• [TASK DETAILS] Below are some records; return each one exactly.

• [DATA RECORDS]

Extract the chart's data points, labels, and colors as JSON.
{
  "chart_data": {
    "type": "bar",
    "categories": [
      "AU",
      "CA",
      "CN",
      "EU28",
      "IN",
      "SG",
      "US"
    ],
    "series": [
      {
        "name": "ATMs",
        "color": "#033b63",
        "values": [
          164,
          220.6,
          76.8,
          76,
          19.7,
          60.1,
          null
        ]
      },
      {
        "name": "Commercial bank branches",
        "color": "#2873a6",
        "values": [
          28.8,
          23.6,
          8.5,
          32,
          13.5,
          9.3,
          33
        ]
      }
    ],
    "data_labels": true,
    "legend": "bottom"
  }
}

• [IN RESPONSE]
Extract the chart's data points, labels, and colors as JSON.
{
  "chart_data": {
    "type": "bar",
    "categories": [
      "AU",
      "CA",
      "CN",
      "EU28",
      "IN",
      "SG",
      "US"
    ],
    "series": [
      {
        "name": "ATMs",
        "color": "#033b63",
        "values": [
          164,
          220.6,
          76.8,
          76,
          19.7,
          60.1,
          null
        ]
      },
      {
        "name": "Commercial bank branches",
        "color": "#2873a6",
        "values": [
          28.8,
          23.6,
          8.5,
          32,
          13.5,
          9.3,
          33
        ]
      }
    ],
    "data_labels": true,
    "legend": "bottom"
  }
}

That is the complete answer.